Given task
Skip every image and restate the data word for word.
-- start of Record list --
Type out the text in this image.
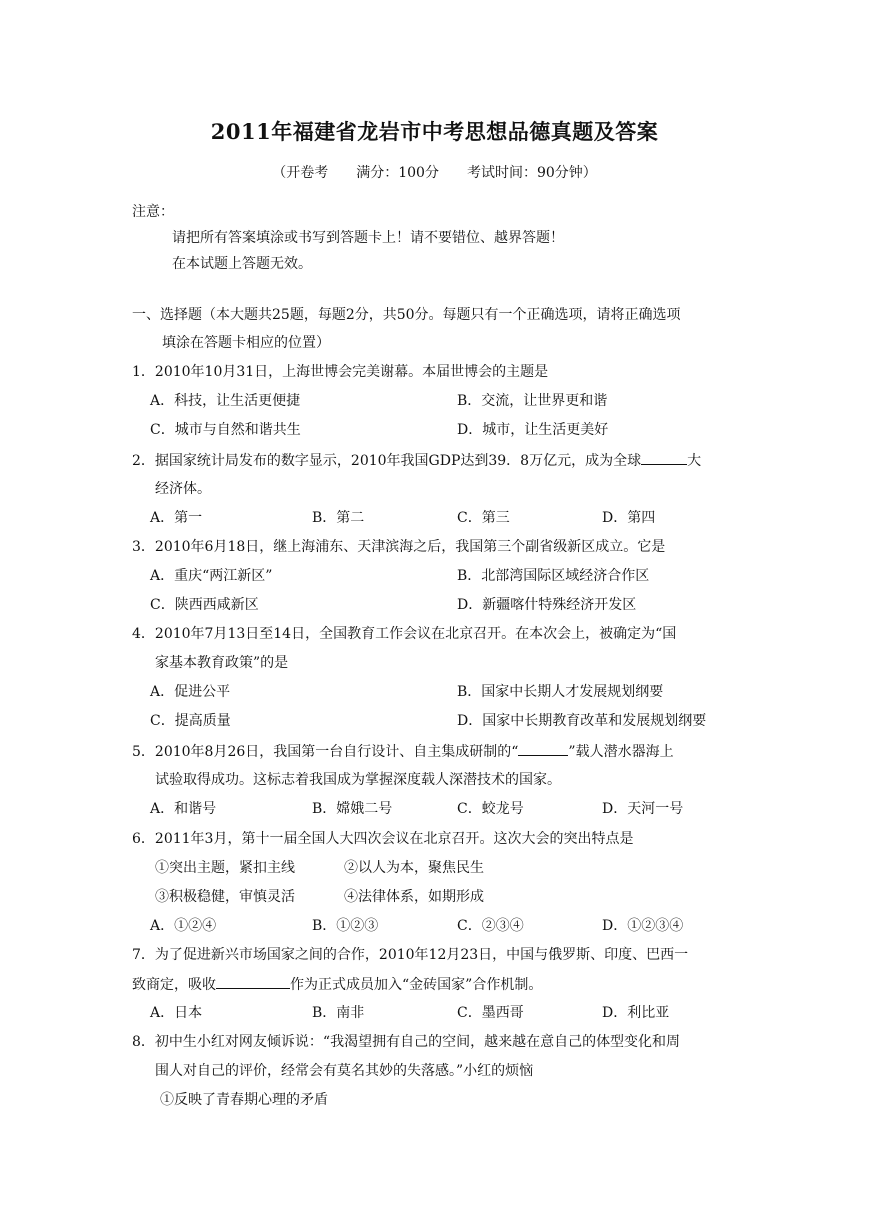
2011年福建省龙岩市中考思想品德真题及答案
（开卷考　　满分：100分　　考试时间：90分钟）
注意：
请把所有答案填涂或书写到答题卡上！请不要错位、越界答题！
在本试题上答题无效。
一、选择题（本大题共25题，每题2分，共50分。每题只有一个正确选项，请将正确选项
填涂在答题卡相应的位置）
1．2010年10月31日，上海世博会完美谢幕。本届世博会的主题是
A．科技，让生活更便捷	B．交流，让世界更和谐
C．城市与自然和谐共生	D．城市，让生活更美好
2．据国家统计局发布的数字显示，2010年我国GDP达到39．8万亿元，成为全球	大
经济体。
A．第一	B．第二	C．第三	D．第四
3．2010年6月18日，继上海浦东、天津滨海之后，我国第三个副省级新区成立。它是
A．重庆“两江新区”	B．北部湾国际区域经济合作区
C．陕西西咸新区	D．新疆喀什特殊经济开发区
4．2010年7月13日至14日，全国教育工作会议在北京召开。在本次会上，被确定为“国
家基本教育政策”的是
A．促进公平	B．国家中长期人才发展规划纲要
C．提高质量	D．国家中长期教育改革和发展规划纲要
5．2010年8月26日，我国第一台自行设计、自主集成研制的“	”载人潜水器海上
试验取得成功。这标志着我国成为掌握深度载人深潜技术的国家。
A．和谐号	B．嫦娥二号	C．蛟龙号	D．天河一号
6．2011年3月，第十一届全国人大四次会议在北京召开。这次大会的突出特点是
①突出主题，紧扣主线	②以人为本，聚焦民生
③积极稳健，审慎灵活	④法律体系，如期形成
A．①②④	B．①②③	C．②③④	D．①②③④
7．为了促进新兴市场国家之间的合作，2010年12月23日，中国与俄罗斯、印度、巴西一
致商定，吸收	作为正式成员加入“金砖国家”合作机制。
A．日本	B．南非	C．墨西哥	D．利比亚
8．初中生小红对网友倾诉说：“我渴望拥有自己的空间，越来越在意自己的体型变化和周
围人对自己的评价，经常会有莫名其妙的失落感。”小红的烦恼
①反映了青春期心理的矛盾
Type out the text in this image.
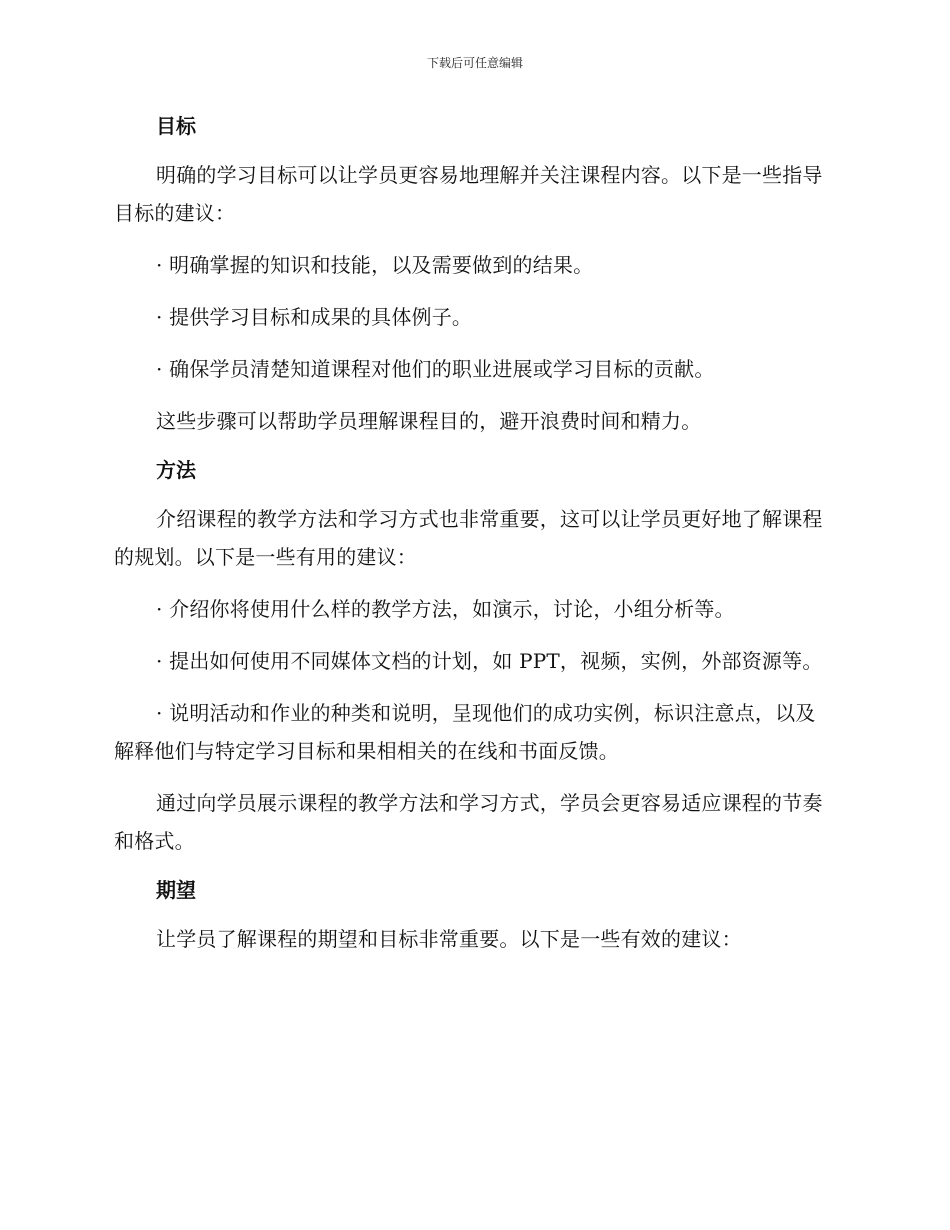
下载后可任意编辑
目标
明确的学习目标可以让学员更容易地理解并关注课程内容。以下是一些指导目标的建议：
· 明确掌握的知识和技能，以及需要做到的结果。
· 提供学习目标和成果的具体例子。
· 确保学员清楚知道课程对他们的职业进展或学习目标的贡献。
这些步骤可以帮助学员理解课程目的，避开浪费时间和精力。
方法
介绍课程的教学方法和学习方式也非常重要，这可以让学员更好地了解课程的规划。以下是一些有用的建议：
· 介绍你将使用什么样的教学方法，如演示，讨论，小组分析等。
· 提出如何使用不同媒体文档的计划，如 PPT，视频，实例，外部资源等。
· 说明活动和作业的种类和说明，呈现他们的成功实例，标识注意点，以及解释他们与特定学习目标和果相相关的在线和书面反馈。
通过向学员展示课程的教学方法和学习方式，学员会更容易适应课程的节奏和格式。
期望
让学员了解课程的期望和目标非常重要。以下是一些有效的建议：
-- end of Record list --
The output
Type out the text in this image.
2011年福建省龙岩市中考思想品德真题及答案
（开卷考　　满分：100分　　考试时间：90分钟）
注意：
请把所有答案填涂或书写到答题卡上！请不要错位、越界答题！
在本试题上答题无效。
一、选择题（本大题共25题，每题2分，共50分。每题只有一个正确选项，请将正确选项
填涂在答题卡相应的位置）
1．2010年10月31日，上海世博会完美谢幕。本届世博会的主题是
A．科技，让生活更便捷	B．交流，让世界更和谐
C．城市与自然和谐共生	D．城市，让生活更美好
2．据国家统计局发布的数字显示，2010年我国GDP达到39．8万亿元，成为全球	大
经济体。
A．第一	B．第二	C．第三	D．第四
3．2010年6月18日，继上海浦东、天津滨海之后，我国第三个副省级新区成立。它是
A．重庆“两江新区”	B．北部湾国际区域经济合作区
C．陕西西咸新区	D．新疆喀什特殊经济开发区
4．2010年7月13日至14日，全国教育工作会议在北京召开。在本次会上，被确定为“国
家基本教育政策”的是
A．促进公平	B．国家中长期人才发展规划纲要
C．提高质量	D．国家中长期教育改革和发展规划纲要
5．2010年8月26日，我国第一台自行设计、自主集成研制的“	”载人潜水器海上
试验取得成功。这标志着我国成为掌握深度载人深潜技术的国家。
A．和谐号	B．嫦娥二号	C．蛟龙号	D．天河一号
6．2011年3月，第十一届全国人大四次会议在北京召开。这次大会的突出特点是
①突出主题，紧扣主线	②以人为本，聚焦民生
③积极稳健，审慎灵活	④法律体系，如期形成
A．①②④	B．①②③	C．②③④	D．①②③④
7．为了促进新兴市场国家之间的合作，2010年12月23日，中国与俄罗斯、印度、巴西一
致商定，吸收	作为正式成员加入“金砖国家”合作机制。
A．日本	B．南非	C．墨西哥	D．利比亚
8．初中生小红对网友倾诉说：“我渴望拥有自己的空间，越来越在意自己的体型变化和周
围人对自己的评价，经常会有莫名其妙的失落感。”小红的烦恼
①反映了青春期心理的矛盾
Type out the text in this image.
下载后可任意编辑
目标
明确的学习目标可以让学员更容易地理解并关注课程内容。以下是一些指导目标的建议：
· 明确掌握的知识和技能，以及需要做到的结果。
· 提供学习目标和成果的具体例子。
· 确保学员清楚知道课程对他们的职业进展或学习目标的贡献。
这些步骤可以帮助学员理解课程目的，避开浪费时间和精力。
方法
介绍课程的教学方法和学习方式也非常重要，这可以让学员更好地了解课程的规划。以下是一些有用的建议：
· 介绍你将使用什么样的教学方法，如演示，讨论，小组分析等。
· 提出如何使用不同媒体文档的计划，如 PPT，视频，实例，外部资源等。
· 说明活动和作业的种类和说明，呈现他们的成功实例，标识注意点，以及解释他们与特定学习目标和果相相关的在线和书面反馈。
通过向学员展示课程的教学方法和学习方式，学员会更容易适应课程的节奏和格式。
期望
让学员了解课程的期望和目标非常重要。以下是一些有效的建议：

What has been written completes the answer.